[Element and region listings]
◇ ◇ ◇ ◇ ◇ ◇ ◇

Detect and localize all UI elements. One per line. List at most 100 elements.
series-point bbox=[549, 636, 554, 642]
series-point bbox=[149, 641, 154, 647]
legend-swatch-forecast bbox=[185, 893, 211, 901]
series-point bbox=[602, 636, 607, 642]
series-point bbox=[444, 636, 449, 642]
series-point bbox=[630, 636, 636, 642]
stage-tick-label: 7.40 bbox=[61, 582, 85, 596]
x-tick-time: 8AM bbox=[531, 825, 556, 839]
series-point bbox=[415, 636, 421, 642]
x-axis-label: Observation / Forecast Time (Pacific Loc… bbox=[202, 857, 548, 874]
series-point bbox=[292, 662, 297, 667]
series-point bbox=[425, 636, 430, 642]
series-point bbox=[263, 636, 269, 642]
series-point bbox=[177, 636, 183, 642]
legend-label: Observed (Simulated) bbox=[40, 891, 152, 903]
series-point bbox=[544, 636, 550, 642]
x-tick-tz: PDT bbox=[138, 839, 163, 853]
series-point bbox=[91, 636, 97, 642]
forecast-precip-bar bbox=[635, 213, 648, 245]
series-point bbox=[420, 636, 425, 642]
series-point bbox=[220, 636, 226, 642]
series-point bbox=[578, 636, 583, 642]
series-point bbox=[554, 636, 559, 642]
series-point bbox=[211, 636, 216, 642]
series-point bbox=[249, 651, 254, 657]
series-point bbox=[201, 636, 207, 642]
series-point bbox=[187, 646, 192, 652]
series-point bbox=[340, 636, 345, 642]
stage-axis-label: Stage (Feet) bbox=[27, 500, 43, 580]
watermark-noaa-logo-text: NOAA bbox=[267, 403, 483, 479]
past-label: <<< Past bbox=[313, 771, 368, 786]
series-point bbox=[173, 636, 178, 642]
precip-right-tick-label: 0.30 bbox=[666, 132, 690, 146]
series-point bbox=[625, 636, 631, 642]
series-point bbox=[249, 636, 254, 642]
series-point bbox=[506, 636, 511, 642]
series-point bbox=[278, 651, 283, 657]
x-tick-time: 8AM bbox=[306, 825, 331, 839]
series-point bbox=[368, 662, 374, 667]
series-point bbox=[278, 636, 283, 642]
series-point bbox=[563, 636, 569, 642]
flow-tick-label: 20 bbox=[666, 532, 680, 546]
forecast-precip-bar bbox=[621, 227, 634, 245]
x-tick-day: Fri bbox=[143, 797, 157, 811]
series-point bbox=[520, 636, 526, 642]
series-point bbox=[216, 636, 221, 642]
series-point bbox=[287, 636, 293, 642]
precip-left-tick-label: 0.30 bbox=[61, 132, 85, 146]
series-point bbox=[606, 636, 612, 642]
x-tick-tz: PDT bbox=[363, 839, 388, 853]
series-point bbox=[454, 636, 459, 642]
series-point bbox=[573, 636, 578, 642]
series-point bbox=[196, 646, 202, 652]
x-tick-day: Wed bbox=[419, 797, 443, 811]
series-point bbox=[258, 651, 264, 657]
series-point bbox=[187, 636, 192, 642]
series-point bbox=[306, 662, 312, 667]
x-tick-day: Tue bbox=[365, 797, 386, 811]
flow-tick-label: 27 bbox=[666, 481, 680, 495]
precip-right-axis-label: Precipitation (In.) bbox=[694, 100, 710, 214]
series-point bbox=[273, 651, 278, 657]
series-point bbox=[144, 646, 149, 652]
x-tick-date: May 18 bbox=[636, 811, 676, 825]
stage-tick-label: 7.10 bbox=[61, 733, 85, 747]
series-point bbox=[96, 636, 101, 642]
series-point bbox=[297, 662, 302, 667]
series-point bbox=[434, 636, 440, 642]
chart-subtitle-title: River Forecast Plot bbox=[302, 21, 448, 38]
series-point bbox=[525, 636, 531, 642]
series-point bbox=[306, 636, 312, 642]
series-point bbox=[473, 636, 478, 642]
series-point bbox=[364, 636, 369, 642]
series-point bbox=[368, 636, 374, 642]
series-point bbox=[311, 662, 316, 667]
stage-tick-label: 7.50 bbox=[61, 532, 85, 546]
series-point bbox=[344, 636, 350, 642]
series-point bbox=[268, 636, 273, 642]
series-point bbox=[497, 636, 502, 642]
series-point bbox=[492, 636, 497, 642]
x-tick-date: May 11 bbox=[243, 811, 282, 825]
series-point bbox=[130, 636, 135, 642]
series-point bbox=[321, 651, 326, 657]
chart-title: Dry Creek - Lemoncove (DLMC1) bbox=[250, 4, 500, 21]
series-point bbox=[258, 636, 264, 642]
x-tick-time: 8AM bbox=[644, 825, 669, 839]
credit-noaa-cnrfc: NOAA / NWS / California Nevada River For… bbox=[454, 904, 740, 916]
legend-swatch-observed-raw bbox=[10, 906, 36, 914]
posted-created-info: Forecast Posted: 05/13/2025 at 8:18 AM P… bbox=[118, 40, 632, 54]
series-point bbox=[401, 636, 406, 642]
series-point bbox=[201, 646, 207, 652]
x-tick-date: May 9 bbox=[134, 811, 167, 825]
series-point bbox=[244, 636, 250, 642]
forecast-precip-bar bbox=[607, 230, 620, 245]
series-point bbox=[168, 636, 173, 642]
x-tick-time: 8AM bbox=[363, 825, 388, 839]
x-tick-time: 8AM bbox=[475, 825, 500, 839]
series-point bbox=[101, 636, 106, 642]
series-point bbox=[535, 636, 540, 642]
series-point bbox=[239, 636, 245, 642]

◇ ◇ ◇ ◇ ◇ ◇ ◇

# Your objective
Copy the listing above, substituting "data-point" for every occurrence of "series-point" and leaving everything else the same.

# Correct answer
Detect and localize all UI elements. One per line. List at most 100 elements.
data-point bbox=[549, 636, 554, 642]
data-point bbox=[149, 641, 154, 647]
legend-swatch-forecast bbox=[185, 893, 211, 901]
data-point bbox=[602, 636, 607, 642]
data-point bbox=[444, 636, 449, 642]
data-point bbox=[630, 636, 636, 642]
stage-tick-label: 7.40 bbox=[61, 582, 85, 596]
x-tick-time: 8AM bbox=[531, 825, 556, 839]
data-point bbox=[415, 636, 421, 642]
x-axis-label: Observation / Forecast Time (Pacific Loc… bbox=[202, 857, 548, 874]
data-point bbox=[292, 662, 297, 667]
data-point bbox=[425, 636, 430, 642]
data-point bbox=[263, 636, 269, 642]
data-point bbox=[177, 636, 183, 642]
legend-label: Observed (Simulated) bbox=[40, 891, 152, 903]
data-point bbox=[544, 636, 550, 642]
x-tick-tz: PDT bbox=[138, 839, 163, 853]
data-point bbox=[91, 636, 97, 642]
forecast-precip-bar bbox=[635, 213, 648, 245]
data-point bbox=[420, 636, 425, 642]
data-point bbox=[220, 636, 226, 642]
data-point bbox=[578, 636, 583, 642]
data-point bbox=[554, 636, 559, 642]
data-point bbox=[211, 636, 216, 642]
data-point bbox=[249, 651, 254, 657]
data-point bbox=[201, 636, 207, 642]
data-point bbox=[187, 646, 192, 652]
data-point bbox=[340, 636, 345, 642]
stage-axis-label: Stage (Feet) bbox=[27, 500, 43, 580]
watermark-noaa-logo-text: NOAA bbox=[267, 403, 483, 479]
past-label: <<< Past bbox=[313, 771, 368, 786]
data-point bbox=[173, 636, 178, 642]
precip-right-tick-label: 0.30 bbox=[666, 132, 690, 146]
data-point bbox=[625, 636, 631, 642]
data-point bbox=[249, 636, 254, 642]
data-point bbox=[506, 636, 511, 642]
data-point bbox=[278, 651, 283, 657]
x-tick-time: 8AM bbox=[306, 825, 331, 839]
data-point bbox=[368, 662, 374, 667]
data-point bbox=[278, 636, 283, 642]
data-point bbox=[563, 636, 569, 642]
flow-tick-label: 20 bbox=[666, 532, 680, 546]
forecast-precip-bar bbox=[621, 227, 634, 245]
x-tick-day: Fri bbox=[143, 797, 157, 811]
data-point bbox=[520, 636, 526, 642]
data-point bbox=[216, 636, 221, 642]
data-point bbox=[287, 636, 293, 642]
precip-left-tick-label: 0.30 bbox=[61, 132, 85, 146]
data-point bbox=[606, 636, 612, 642]
x-tick-tz: PDT bbox=[363, 839, 388, 853]
data-point bbox=[454, 636, 459, 642]
data-point bbox=[573, 636, 578, 642]
data-point bbox=[196, 646, 202, 652]
x-tick-day: Wed bbox=[419, 797, 443, 811]
data-point bbox=[258, 651, 264, 657]
data-point bbox=[187, 636, 192, 642]
data-point bbox=[306, 662, 312, 667]
x-tick-day: Tue bbox=[365, 797, 386, 811]
flow-tick-label: 27 bbox=[666, 481, 680, 495]
precip-right-axis-label: Precipitation (In.) bbox=[694, 100, 710, 214]
data-point bbox=[273, 651, 278, 657]
data-point bbox=[144, 646, 149, 652]
x-tick-date: May 18 bbox=[636, 811, 676, 825]
stage-tick-label: 7.10 bbox=[61, 733, 85, 747]
data-point bbox=[96, 636, 101, 642]
data-point bbox=[297, 662, 302, 667]
data-point bbox=[434, 636, 440, 642]
chart-subtitle-title: River Forecast Plot bbox=[302, 21, 448, 38]
data-point bbox=[525, 636, 531, 642]
data-point bbox=[306, 636, 312, 642]
data-point bbox=[473, 636, 478, 642]
data-point bbox=[364, 636, 369, 642]
data-point bbox=[368, 636, 374, 642]
data-point bbox=[311, 662, 316, 667]
stage-tick-label: 7.50 bbox=[61, 532, 85, 546]
data-point bbox=[344, 636, 350, 642]
data-point bbox=[268, 636, 273, 642]
data-point bbox=[497, 636, 502, 642]
data-point bbox=[492, 636, 497, 642]
x-tick-date: May 11 bbox=[243, 811, 282, 825]
data-point bbox=[130, 636, 135, 642]
data-point bbox=[321, 651, 326, 657]
chart-title: Dry Creek - Lemoncove (DLMC1) bbox=[250, 4, 500, 21]
data-point bbox=[258, 636, 264, 642]
x-tick-time: 8AM bbox=[644, 825, 669, 839]
credit-noaa-cnrfc: NOAA / NWS / California Nevada River For… bbox=[454, 904, 740, 916]
legend-swatch-observed-raw bbox=[10, 906, 36, 914]
posted-created-info: Forecast Posted: 05/13/2025 at 8:18 AM P… bbox=[118, 40, 632, 54]
data-point bbox=[401, 636, 406, 642]
data-point bbox=[201, 646, 207, 652]
x-tick-date: May 9 bbox=[134, 811, 167, 825]
data-point bbox=[244, 636, 250, 642]
forecast-precip-bar bbox=[607, 230, 620, 245]
data-point bbox=[168, 636, 173, 642]
x-tick-time: 8AM bbox=[363, 825, 388, 839]
x-tick-time: 8AM bbox=[475, 825, 500, 839]
data-point bbox=[101, 636, 106, 642]
data-point bbox=[535, 636, 540, 642]
data-point bbox=[239, 636, 245, 642]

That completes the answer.